- **WHAT YOU HAVE TO DO**:
Locate every line below that contains the word "poesía" and copy it.

- **DATA SUPPLIED**:
==============================

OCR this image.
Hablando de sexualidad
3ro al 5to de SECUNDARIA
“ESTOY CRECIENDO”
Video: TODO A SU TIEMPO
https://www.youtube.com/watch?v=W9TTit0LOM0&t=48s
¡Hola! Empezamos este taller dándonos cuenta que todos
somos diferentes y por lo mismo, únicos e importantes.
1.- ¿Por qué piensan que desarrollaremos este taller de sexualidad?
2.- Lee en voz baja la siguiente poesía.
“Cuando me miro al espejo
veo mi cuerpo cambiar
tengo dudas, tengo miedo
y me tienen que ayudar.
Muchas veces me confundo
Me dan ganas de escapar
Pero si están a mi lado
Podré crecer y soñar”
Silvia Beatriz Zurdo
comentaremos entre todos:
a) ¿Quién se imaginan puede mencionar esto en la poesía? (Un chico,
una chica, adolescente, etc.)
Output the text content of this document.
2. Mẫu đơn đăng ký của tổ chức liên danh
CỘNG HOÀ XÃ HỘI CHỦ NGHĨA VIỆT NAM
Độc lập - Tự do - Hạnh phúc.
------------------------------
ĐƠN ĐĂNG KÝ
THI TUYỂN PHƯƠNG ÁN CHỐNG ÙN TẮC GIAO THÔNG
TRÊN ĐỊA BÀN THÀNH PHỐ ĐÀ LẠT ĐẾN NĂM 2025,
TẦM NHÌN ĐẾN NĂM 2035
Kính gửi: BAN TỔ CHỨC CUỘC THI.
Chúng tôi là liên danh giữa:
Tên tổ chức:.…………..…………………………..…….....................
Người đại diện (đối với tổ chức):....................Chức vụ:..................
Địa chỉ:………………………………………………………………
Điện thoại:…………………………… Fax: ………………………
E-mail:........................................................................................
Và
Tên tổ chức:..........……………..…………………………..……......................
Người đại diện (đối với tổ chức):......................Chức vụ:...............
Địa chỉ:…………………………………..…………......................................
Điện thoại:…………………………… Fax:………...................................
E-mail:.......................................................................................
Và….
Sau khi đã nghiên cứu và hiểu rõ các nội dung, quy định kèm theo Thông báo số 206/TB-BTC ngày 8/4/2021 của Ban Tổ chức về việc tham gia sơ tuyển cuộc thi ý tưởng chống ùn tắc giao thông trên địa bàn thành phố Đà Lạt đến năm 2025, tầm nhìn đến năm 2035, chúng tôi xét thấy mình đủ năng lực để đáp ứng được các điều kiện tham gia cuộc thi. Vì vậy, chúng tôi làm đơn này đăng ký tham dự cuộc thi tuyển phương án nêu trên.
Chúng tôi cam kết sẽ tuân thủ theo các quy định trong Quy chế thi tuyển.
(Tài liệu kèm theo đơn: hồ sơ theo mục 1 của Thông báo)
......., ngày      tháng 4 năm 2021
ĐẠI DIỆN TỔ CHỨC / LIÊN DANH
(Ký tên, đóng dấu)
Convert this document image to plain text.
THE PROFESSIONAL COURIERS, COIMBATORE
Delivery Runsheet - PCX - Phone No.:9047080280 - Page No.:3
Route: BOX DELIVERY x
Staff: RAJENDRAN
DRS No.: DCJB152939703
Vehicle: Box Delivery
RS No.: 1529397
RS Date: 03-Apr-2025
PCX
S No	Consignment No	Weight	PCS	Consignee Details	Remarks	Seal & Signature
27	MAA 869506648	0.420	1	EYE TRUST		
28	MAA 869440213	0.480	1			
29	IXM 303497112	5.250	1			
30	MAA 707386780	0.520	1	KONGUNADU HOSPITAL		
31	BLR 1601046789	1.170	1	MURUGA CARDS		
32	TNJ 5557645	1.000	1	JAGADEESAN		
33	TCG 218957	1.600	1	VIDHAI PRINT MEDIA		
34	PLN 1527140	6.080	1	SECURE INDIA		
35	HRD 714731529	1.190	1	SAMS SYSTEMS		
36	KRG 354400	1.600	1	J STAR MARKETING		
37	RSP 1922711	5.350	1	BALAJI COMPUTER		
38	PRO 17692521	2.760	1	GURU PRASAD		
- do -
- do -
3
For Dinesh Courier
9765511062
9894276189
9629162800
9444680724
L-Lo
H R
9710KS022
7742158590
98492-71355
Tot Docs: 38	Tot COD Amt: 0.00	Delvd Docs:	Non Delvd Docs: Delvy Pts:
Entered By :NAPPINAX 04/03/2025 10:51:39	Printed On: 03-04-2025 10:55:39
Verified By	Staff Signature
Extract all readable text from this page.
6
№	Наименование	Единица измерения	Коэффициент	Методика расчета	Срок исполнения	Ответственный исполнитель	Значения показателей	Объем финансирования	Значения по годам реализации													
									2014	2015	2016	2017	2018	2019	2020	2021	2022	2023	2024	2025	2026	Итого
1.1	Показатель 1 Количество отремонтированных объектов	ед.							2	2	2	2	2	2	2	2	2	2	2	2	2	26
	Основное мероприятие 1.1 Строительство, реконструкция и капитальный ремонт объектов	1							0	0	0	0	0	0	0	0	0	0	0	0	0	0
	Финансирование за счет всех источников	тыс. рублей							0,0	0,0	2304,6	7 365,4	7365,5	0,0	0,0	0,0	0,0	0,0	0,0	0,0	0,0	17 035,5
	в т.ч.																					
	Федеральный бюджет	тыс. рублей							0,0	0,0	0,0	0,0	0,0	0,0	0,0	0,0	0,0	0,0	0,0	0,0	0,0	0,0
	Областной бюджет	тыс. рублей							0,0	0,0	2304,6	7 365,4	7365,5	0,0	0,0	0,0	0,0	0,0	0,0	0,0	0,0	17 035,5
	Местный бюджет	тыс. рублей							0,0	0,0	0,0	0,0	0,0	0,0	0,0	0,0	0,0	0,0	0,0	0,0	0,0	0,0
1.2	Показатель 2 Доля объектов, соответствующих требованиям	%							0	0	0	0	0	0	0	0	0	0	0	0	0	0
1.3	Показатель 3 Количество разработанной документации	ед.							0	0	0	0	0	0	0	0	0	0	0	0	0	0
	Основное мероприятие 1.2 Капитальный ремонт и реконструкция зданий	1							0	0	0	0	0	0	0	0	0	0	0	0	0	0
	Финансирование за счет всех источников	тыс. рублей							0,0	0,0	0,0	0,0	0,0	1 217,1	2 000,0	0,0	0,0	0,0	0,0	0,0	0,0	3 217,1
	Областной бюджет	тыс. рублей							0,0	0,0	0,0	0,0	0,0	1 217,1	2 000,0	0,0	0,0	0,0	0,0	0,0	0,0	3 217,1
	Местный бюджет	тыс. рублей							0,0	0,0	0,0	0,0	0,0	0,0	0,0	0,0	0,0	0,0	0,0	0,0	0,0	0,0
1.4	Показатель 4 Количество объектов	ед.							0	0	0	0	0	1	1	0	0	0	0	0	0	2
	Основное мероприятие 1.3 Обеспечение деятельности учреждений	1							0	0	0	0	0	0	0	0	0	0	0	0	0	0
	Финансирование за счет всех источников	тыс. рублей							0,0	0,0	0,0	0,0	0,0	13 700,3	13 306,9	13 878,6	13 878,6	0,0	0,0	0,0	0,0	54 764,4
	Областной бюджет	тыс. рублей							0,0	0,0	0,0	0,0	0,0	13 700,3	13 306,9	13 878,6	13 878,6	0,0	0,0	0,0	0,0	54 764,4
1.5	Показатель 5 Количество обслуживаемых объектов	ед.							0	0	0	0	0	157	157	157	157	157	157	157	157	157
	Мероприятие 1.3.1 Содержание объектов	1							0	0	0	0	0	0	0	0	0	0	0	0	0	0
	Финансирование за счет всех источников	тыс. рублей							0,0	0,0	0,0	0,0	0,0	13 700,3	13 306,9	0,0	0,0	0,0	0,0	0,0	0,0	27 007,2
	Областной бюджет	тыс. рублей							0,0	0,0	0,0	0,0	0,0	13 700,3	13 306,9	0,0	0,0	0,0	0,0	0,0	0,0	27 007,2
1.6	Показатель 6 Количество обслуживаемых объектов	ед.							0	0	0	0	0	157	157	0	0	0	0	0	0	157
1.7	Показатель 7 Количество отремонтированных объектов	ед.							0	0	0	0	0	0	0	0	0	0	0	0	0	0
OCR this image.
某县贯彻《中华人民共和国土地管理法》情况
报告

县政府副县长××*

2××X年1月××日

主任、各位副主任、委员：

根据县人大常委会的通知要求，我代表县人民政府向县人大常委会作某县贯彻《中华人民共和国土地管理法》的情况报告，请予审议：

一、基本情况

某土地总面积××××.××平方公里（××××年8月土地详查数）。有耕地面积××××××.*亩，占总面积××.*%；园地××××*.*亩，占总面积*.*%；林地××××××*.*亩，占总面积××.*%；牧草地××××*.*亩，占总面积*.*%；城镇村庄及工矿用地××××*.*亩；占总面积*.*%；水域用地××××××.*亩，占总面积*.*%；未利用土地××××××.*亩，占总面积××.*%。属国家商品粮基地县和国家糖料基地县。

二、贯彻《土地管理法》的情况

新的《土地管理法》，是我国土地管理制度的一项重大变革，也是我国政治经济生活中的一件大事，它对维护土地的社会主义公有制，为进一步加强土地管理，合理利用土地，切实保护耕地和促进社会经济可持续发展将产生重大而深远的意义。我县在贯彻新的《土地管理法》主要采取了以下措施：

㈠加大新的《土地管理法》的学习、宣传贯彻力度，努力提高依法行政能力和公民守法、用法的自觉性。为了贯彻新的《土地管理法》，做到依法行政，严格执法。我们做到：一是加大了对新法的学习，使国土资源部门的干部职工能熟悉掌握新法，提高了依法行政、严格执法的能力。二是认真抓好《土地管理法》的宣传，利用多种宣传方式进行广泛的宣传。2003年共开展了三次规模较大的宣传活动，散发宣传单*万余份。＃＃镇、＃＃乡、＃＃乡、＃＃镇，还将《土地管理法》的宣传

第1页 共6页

==============================

- **ANSWER IN FULL**:
2.- Lee en voz baja la siguiente poesía.
a) ¿Quién se imaginan puede mencionar esto en la poesía? (Un chico,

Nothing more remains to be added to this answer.